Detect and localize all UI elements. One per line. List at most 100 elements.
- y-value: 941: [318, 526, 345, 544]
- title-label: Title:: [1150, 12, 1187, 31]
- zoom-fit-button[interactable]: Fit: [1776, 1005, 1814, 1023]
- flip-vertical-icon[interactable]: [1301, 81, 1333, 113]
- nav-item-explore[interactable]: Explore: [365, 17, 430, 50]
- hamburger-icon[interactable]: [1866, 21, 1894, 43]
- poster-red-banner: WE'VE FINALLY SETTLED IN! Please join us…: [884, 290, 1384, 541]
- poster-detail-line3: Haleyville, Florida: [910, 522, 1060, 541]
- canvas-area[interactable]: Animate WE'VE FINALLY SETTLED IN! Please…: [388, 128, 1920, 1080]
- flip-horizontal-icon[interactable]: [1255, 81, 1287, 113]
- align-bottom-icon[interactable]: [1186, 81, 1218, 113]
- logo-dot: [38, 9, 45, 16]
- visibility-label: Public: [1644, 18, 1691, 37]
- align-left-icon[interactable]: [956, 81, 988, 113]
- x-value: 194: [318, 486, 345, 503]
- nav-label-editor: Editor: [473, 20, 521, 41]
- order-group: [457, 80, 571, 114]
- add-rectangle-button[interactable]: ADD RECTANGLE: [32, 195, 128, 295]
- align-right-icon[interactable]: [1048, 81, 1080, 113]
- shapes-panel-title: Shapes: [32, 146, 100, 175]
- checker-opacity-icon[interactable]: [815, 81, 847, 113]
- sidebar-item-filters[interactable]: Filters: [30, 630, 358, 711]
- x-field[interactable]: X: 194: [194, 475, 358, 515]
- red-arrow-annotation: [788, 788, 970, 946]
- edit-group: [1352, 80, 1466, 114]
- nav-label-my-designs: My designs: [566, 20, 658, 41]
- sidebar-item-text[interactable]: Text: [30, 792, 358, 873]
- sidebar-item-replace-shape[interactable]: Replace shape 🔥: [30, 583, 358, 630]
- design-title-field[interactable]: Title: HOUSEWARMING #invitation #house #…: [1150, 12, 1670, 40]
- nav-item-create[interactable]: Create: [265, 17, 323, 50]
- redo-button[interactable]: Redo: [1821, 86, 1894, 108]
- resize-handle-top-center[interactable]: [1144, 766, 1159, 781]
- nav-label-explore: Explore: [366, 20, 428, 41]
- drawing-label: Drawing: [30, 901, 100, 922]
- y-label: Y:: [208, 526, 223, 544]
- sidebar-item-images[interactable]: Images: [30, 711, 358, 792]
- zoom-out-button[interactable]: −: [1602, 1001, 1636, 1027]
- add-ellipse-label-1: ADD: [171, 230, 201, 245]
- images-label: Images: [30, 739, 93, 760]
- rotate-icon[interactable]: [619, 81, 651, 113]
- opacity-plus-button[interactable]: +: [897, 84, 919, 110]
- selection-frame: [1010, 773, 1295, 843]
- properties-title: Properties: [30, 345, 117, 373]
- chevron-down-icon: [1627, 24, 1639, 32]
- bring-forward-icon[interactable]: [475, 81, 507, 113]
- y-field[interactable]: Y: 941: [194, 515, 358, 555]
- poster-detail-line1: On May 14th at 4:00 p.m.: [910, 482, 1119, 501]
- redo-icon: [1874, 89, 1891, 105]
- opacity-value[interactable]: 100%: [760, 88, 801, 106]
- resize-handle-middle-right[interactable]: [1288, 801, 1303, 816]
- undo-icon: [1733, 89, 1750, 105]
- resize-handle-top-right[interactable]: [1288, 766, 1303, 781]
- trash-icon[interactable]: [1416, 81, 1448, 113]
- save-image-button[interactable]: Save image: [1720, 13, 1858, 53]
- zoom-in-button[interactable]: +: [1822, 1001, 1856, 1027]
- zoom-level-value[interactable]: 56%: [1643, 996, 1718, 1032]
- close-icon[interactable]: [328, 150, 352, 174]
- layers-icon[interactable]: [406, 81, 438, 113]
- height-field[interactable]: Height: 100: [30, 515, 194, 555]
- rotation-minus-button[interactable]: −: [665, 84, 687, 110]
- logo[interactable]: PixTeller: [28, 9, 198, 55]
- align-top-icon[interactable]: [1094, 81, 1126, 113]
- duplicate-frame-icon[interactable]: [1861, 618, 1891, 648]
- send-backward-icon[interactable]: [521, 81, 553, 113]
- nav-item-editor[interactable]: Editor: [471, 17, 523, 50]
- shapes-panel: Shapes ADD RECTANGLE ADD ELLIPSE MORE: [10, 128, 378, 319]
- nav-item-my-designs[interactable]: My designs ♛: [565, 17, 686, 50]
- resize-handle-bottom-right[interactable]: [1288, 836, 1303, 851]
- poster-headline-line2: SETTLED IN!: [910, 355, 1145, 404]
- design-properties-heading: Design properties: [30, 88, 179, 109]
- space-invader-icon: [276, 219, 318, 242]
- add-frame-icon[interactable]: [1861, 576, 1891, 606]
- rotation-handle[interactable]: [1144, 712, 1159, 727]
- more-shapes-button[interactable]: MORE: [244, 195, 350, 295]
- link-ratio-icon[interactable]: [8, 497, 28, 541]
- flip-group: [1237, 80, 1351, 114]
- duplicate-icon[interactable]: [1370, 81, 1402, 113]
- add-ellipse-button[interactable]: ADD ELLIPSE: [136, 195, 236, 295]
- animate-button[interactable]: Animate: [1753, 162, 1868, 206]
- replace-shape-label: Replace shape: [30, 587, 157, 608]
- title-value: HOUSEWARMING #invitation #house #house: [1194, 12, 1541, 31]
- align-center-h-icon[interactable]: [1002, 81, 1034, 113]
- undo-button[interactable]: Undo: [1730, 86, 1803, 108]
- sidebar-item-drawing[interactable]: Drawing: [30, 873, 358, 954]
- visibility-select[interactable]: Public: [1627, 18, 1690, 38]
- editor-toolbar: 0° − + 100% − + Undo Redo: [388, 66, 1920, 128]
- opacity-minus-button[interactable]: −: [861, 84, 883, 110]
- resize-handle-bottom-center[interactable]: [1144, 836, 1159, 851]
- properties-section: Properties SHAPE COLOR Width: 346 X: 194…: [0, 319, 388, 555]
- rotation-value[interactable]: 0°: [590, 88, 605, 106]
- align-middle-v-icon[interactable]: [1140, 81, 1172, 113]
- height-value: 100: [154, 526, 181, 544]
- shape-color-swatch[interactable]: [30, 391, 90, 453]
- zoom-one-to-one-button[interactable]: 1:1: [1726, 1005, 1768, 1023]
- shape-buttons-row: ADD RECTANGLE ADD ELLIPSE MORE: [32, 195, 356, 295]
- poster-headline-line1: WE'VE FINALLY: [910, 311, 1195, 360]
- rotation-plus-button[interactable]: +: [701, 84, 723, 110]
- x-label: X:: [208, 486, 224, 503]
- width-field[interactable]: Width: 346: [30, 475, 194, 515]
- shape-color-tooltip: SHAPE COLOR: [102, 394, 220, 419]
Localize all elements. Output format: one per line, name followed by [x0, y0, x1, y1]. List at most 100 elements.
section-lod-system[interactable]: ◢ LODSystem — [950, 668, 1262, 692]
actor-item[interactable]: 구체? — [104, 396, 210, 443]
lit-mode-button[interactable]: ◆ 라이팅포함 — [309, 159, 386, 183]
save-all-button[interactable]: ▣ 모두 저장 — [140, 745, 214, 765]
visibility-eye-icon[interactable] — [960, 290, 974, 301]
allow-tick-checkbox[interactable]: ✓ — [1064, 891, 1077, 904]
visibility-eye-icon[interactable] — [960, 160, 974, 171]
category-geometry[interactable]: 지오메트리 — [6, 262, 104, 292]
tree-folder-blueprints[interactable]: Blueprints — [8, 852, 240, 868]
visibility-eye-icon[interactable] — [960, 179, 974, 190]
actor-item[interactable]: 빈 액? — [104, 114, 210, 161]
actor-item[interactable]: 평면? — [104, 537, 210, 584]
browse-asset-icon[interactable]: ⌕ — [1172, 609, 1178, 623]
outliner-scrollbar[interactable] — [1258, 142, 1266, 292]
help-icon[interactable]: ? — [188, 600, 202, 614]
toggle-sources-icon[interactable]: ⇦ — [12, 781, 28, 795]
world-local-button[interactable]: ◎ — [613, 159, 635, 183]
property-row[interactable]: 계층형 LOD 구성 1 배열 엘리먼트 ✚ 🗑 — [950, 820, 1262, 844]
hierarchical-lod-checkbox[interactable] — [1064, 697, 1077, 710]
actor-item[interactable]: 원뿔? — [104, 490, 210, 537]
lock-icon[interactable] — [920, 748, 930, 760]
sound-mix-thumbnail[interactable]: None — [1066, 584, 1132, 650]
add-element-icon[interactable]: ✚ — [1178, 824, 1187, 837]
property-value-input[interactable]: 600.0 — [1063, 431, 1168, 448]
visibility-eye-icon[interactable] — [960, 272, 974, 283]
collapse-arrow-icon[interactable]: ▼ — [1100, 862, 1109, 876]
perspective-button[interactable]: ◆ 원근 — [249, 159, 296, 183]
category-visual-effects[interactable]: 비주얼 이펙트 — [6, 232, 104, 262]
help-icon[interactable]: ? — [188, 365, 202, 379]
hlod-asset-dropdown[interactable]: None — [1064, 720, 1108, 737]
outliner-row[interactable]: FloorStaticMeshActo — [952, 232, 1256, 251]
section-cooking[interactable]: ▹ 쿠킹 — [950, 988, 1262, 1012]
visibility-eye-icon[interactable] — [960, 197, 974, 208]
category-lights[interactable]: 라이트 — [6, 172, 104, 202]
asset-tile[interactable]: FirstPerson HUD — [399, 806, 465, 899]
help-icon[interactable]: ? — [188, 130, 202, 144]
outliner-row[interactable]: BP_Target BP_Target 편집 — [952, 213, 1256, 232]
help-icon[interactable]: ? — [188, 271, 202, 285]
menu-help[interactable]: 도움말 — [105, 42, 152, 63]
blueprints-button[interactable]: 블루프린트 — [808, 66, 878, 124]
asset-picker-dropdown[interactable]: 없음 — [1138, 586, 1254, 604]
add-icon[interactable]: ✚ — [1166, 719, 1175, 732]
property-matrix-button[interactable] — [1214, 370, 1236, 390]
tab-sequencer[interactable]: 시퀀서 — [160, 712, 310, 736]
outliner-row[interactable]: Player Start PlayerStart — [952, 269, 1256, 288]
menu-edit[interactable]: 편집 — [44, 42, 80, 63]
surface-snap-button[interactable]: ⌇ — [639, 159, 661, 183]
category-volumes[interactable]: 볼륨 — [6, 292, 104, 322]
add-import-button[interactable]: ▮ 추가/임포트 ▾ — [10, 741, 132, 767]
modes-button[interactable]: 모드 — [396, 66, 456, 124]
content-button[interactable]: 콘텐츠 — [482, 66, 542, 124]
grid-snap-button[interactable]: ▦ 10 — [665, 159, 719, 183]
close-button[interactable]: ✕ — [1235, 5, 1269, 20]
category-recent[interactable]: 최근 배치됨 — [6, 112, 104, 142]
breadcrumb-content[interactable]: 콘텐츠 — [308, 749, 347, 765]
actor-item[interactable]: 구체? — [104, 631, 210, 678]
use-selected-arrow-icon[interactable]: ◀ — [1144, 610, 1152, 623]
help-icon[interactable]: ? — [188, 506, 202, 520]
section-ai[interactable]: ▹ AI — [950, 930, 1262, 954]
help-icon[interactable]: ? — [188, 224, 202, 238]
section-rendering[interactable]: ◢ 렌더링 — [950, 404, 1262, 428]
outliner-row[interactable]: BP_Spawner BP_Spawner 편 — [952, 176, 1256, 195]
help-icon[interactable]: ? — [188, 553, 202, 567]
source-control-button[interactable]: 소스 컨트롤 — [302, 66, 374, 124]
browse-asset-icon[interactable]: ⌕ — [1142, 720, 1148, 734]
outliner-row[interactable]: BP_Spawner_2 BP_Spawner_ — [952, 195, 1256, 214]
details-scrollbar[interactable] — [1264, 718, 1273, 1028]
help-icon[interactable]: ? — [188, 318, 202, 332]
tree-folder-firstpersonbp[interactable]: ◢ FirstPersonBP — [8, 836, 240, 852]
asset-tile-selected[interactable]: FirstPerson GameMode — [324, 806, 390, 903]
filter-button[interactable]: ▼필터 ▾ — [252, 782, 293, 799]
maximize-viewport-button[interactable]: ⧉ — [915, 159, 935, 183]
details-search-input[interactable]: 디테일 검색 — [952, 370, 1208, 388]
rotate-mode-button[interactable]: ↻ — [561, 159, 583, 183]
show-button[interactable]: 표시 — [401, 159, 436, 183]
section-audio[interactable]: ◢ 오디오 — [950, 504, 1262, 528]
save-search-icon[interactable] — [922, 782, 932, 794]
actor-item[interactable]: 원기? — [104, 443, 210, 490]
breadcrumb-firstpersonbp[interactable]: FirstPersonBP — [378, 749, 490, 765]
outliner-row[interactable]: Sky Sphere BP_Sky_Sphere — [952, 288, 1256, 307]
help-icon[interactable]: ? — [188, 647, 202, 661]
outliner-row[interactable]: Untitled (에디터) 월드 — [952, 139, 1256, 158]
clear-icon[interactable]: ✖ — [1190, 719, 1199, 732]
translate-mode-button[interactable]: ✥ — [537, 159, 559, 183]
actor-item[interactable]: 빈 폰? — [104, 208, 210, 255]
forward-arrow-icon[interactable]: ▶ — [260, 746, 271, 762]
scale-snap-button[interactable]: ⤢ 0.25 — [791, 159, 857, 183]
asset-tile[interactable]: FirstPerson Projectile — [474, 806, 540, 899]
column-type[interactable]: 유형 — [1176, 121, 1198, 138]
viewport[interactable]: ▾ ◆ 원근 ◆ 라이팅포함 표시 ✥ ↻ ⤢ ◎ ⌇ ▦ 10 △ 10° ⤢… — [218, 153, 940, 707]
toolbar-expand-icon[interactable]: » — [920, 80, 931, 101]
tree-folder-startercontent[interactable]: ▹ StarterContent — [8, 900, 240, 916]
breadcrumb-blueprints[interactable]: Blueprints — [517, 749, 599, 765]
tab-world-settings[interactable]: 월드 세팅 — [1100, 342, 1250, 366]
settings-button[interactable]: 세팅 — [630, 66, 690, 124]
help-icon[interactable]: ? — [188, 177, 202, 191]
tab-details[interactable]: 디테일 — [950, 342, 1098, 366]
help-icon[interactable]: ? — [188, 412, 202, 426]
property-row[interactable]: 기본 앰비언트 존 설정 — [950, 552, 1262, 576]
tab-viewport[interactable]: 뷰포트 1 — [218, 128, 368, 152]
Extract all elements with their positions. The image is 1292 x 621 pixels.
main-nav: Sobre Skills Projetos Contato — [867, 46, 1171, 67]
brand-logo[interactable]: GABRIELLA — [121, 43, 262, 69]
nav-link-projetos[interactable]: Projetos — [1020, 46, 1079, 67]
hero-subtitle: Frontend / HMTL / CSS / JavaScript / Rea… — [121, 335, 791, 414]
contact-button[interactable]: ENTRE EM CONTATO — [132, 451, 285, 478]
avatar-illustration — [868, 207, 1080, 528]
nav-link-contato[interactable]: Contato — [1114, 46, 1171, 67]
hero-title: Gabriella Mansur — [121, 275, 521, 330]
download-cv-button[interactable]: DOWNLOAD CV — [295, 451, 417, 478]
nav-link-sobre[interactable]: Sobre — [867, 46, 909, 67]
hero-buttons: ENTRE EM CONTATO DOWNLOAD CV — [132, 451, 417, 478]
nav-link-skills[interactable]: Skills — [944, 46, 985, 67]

────────

§ **Requirements**
Reproduce the rows above word for word, starting at the first row and ending at the line containing "- hamburger-icon[interactable]: [1866, 21, 1894, 43]", with both of those lines included.

§ **Exercise answer**
Detect and localize all UI elements. One per line. List at most 100 elements.
- y-value: 941: [318, 526, 345, 544]
- title-label: Title:: [1150, 12, 1187, 31]
- zoom-fit-button[interactable]: Fit: [1776, 1005, 1814, 1023]
- flip-vertical-icon[interactable]: [1301, 81, 1333, 113]
- nav-item-explore[interactable]: Explore: [365, 17, 430, 50]
- hamburger-icon[interactable]: [1866, 21, 1894, 43]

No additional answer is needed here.